(Records from a collection)
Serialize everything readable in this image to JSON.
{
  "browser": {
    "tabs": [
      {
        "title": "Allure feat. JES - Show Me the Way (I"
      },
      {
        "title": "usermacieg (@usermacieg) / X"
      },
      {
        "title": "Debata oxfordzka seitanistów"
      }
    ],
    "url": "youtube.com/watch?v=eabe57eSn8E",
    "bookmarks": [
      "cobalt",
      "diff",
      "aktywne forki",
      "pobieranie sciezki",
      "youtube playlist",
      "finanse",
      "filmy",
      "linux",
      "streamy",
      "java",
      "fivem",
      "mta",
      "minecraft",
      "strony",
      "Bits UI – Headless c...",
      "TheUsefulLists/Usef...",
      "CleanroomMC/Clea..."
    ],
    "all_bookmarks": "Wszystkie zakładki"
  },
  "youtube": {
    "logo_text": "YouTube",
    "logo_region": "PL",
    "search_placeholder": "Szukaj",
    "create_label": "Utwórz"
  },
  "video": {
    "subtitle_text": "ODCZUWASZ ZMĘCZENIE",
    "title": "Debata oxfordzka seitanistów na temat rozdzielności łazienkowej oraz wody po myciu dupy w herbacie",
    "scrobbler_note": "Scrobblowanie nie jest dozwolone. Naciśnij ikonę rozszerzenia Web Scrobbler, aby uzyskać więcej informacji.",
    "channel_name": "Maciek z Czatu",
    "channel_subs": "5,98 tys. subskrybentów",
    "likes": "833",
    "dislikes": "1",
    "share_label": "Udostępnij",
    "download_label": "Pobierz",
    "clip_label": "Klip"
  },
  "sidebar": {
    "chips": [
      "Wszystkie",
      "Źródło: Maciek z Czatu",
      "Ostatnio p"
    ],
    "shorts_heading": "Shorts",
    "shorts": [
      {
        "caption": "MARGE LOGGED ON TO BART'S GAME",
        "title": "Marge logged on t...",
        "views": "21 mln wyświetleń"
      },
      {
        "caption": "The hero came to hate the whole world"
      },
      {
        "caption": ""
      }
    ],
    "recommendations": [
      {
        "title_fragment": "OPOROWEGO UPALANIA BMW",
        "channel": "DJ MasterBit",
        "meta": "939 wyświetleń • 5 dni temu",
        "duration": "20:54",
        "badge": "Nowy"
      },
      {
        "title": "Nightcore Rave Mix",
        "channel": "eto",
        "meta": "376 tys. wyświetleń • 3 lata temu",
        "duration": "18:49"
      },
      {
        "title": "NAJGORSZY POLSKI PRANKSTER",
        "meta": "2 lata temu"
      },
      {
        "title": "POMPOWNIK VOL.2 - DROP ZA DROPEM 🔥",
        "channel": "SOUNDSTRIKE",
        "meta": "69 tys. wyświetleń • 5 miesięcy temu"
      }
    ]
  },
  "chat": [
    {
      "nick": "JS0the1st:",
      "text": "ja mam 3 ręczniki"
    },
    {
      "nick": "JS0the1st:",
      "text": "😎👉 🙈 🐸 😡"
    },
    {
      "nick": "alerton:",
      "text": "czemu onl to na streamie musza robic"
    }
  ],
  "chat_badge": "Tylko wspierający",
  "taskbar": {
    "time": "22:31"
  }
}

---

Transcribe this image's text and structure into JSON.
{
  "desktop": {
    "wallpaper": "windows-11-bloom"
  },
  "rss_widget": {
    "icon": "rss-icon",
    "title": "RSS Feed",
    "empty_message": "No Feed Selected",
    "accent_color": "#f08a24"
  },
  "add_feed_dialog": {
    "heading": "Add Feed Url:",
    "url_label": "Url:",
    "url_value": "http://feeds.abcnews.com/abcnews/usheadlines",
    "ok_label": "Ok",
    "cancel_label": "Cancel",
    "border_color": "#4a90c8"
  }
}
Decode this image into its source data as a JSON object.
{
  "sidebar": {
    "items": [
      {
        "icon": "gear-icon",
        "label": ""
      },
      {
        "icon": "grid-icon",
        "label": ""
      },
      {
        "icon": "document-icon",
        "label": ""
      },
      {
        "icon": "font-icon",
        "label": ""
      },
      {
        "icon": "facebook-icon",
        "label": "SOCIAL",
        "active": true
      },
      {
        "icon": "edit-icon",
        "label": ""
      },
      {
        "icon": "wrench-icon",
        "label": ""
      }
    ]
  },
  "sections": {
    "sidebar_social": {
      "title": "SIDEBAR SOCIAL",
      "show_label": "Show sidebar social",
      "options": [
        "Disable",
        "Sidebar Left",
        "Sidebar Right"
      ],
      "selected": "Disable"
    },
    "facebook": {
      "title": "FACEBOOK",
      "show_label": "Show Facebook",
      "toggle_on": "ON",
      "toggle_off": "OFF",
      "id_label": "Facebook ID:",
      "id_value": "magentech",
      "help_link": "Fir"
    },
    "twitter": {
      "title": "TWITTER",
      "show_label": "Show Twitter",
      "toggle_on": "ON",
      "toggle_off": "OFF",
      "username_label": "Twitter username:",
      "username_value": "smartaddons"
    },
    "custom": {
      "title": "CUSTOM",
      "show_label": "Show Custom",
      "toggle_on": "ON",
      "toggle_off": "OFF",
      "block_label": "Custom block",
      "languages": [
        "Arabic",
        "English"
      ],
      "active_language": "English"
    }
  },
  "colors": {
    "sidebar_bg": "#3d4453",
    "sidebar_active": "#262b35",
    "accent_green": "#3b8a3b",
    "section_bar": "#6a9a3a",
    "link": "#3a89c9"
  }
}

### BRIEF
Look over the listing above. Pick out and copy every line that includes "Debata".

### OUTPUT
        "title": "Debata oxfordzka seitanistów"
    "title": "Debata oxfordzka seitanistów na temat rozdzielności łazienkowej oraz wody po myciu dupy w herbacie",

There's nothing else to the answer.